* Task details *
Copy every line of the material below without changing a single character.

-- begin Records for the exercise --

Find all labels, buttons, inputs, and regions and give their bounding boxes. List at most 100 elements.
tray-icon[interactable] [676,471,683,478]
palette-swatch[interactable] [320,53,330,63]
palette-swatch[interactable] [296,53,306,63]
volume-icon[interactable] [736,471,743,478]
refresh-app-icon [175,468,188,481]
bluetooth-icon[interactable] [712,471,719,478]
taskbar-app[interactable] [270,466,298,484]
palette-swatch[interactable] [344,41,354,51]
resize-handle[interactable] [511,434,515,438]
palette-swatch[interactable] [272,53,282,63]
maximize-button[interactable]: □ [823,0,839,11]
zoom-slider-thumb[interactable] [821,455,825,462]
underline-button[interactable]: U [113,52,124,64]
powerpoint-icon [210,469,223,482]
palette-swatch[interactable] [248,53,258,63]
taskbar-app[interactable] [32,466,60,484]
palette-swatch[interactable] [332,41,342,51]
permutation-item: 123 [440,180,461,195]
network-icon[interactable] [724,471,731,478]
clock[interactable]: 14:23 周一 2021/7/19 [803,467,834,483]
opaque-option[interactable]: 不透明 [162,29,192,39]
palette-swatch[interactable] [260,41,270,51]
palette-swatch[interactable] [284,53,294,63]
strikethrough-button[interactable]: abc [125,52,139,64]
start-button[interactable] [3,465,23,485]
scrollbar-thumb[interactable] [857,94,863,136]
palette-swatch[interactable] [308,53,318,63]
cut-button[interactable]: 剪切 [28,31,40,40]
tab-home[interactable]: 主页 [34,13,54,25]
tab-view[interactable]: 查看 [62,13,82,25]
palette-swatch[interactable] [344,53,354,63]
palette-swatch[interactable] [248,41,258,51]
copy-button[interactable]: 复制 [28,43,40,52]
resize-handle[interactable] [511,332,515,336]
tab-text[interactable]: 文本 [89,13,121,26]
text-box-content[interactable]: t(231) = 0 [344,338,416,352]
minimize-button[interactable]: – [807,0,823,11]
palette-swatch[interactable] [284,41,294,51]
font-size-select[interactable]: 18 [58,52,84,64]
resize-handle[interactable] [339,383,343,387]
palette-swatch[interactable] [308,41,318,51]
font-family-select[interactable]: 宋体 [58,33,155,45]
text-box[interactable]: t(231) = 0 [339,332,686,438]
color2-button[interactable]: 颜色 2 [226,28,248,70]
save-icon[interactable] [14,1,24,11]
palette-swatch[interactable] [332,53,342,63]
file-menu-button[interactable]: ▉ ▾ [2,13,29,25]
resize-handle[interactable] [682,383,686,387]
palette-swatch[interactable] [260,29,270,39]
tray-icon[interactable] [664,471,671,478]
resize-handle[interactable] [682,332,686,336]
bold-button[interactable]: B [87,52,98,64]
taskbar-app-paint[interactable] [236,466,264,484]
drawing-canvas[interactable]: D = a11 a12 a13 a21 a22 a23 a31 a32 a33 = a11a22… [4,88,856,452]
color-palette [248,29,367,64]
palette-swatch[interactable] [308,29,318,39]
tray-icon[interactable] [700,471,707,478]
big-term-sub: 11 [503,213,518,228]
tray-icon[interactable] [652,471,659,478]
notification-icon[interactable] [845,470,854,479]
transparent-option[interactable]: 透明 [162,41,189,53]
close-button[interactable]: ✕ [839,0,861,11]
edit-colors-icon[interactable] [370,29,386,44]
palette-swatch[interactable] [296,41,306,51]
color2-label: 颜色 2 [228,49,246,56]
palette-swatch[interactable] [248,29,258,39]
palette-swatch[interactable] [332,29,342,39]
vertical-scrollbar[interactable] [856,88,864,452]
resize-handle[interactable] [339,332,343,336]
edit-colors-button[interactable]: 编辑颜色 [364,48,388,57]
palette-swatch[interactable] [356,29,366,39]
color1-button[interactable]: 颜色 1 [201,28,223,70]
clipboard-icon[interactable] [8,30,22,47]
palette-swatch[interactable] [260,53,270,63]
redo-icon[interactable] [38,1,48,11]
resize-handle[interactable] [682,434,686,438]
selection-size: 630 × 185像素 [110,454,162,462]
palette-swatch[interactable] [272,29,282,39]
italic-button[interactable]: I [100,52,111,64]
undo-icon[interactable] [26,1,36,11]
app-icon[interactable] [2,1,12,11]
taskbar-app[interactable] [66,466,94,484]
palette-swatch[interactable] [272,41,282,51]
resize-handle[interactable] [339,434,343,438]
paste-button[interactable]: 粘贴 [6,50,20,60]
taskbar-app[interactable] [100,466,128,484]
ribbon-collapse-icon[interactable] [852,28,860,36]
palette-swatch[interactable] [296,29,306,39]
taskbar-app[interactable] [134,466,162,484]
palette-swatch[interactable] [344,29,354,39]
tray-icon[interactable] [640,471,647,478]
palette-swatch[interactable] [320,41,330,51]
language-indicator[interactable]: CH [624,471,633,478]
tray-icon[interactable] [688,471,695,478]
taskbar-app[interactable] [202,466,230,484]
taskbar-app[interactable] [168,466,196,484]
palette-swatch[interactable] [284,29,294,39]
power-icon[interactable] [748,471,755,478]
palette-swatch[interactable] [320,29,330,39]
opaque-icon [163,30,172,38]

-- end Records for the exercise --

* Response *
Find all labels, buttons, inputs, and regions and give their bounding boxes. List at most 100 elements.
tray-icon[interactable] [676,471,683,478]
palette-swatch[interactable] [320,53,330,63]
palette-swatch[interactable] [296,53,306,63]
volume-icon[interactable] [736,471,743,478]
refresh-app-icon [175,468,188,481]
bluetooth-icon[interactable] [712,471,719,478]
taskbar-app[interactable] [270,466,298,484]
palette-swatch[interactable] [344,41,354,51]
resize-handle[interactable] [511,434,515,438]
palette-swatch[interactable] [272,53,282,63]
maximize-button[interactable]: □ [823,0,839,11]
zoom-slider-thumb[interactable] [821,455,825,462]
underline-button[interactable]: U [113,52,124,64]
powerpoint-icon [210,469,223,482]
palette-swatch[interactable] [248,53,258,63]
taskbar-app[interactable] [32,466,60,484]
palette-swatch[interactable] [332,41,342,51]
permutation-item: 123 [440,180,461,195]
network-icon[interactable] [724,471,731,478]
clock[interactable]: 14:23 周一 2021/7/19 [803,467,834,483]
opaque-option[interactable]: 不透明 [162,29,192,39]
palette-swatch[interactable] [260,41,270,51]
palette-swatch[interactable] [284,53,294,63]
strikethrough-button[interactable]: abc [125,52,139,64]
start-button[interactable] [3,465,23,485]
scrollbar-thumb[interactable] [857,94,863,136]
palette-swatch[interactable] [308,53,318,63]
cut-button[interactable]: 剪切 [28,31,40,40]
tab-home[interactable]: 主页 [34,13,54,25]
tab-view[interactable]: 查看 [62,13,82,25]
palette-swatch[interactable] [344,53,354,63]
palette-swatch[interactable] [248,41,258,51]
copy-button[interactable]: 复制 [28,43,40,52]
resize-handle[interactable] [511,332,515,336]
tab-text[interactable]: 文本 [89,13,121,26]
text-box-content[interactable]: t(231) = 0 [344,338,416,352]
minimize-button[interactable]: – [807,0,823,11]
palette-swatch[interactable] [284,41,294,51]
font-size-select[interactable]: 18 [58,52,84,64]
resize-handle[interactable] [339,383,343,387]
palette-swatch[interactable] [308,41,318,51]
font-family-select[interactable]: 宋体 [58,33,155,45]
text-box[interactable]: t(231) = 0 [339,332,686,438]
color2-button[interactable]: 颜色 2 [226,28,248,70]
save-icon[interactable] [14,1,24,11]
palette-swatch[interactable] [332,53,342,63]
file-menu-button[interactable]: ▉ ▾ [2,13,29,25]
resize-handle[interactable] [682,383,686,387]
palette-swatch[interactable] [260,29,270,39]
tray-icon[interactable] [664,471,671,478]
resize-handle[interactable] [682,332,686,336]
bold-button[interactable]: B [87,52,98,64]
taskbar-app-paint[interactable] [236,466,264,484]
drawing-canvas[interactable]: D = a11 a12 a13 a21 a22 a23 a31 a32 a33 = a11a22… [4,88,856,452]
color-palette [248,29,367,64]
palette-swatch[interactable] [308,29,318,39]
tray-icon[interactable] [700,471,707,478]
big-term-sub: 11 [503,213,518,228]
tray-icon[interactable] [652,471,659,478]
notification-icon[interactable] [845,470,854,479]
transparent-option[interactable]: 透明 [162,41,189,53]
close-button[interactable]: ✕ [839,0,861,11]
edit-colors-icon[interactable] [370,29,386,44]
palette-swatch[interactable] [296,41,306,51]
color2-label: 颜色 2 [228,49,246,56]
palette-swatch[interactable] [248,29,258,39]
palette-swatch[interactable] [332,29,342,39]
vertical-scrollbar[interactable] [856,88,864,452]
resize-handle[interactable] [339,332,343,336]
edit-colors-button[interactable]: 编辑颜色 [364,48,388,57]
palette-swatch[interactable] [356,29,366,39]
color1-button[interactable]: 颜色 1 [201,28,223,70]
clipboard-icon[interactable] [8,30,22,47]
palette-swatch[interactable] [260,53,270,63]
redo-icon[interactable] [38,1,48,11]
resize-handle[interactable] [682,434,686,438]
selection-size: 630 × 185像素 [110,454,162,462]
palette-swatch[interactable] [272,29,282,39]
italic-button[interactable]: I [100,52,111,64]
undo-icon[interactable] [26,1,36,11]
app-icon[interactable] [2,1,12,11]
taskbar-app[interactable] [66,466,94,484]
palette-swatch[interactable] [272,41,282,51]
resize-handle[interactable] [339,434,343,438]
paste-button[interactable]: 粘贴 [6,50,20,60]
taskbar-app[interactable] [100,466,128,484]
ribbon-collapse-icon[interactable] [852,28,860,36]
palette-swatch[interactable] [296,29,306,39]
taskbar-app[interactable] [134,466,162,484]
palette-swatch[interactable] [344,29,354,39]
tray-icon[interactable] [640,471,647,478]
palette-swatch[interactable] [320,41,330,51]
language-indicator[interactable]: CH [624,471,633,478]
tray-icon[interactable] [688,471,695,478]
taskbar-app[interactable] [202,466,230,484]
taskbar-app[interactable] [168,466,196,484]
palette-swatch[interactable] [284,29,294,39]
power-icon[interactable] [748,471,755,478]
palette-swatch[interactable] [320,29,330,39]
opaque-icon [163,30,172,38]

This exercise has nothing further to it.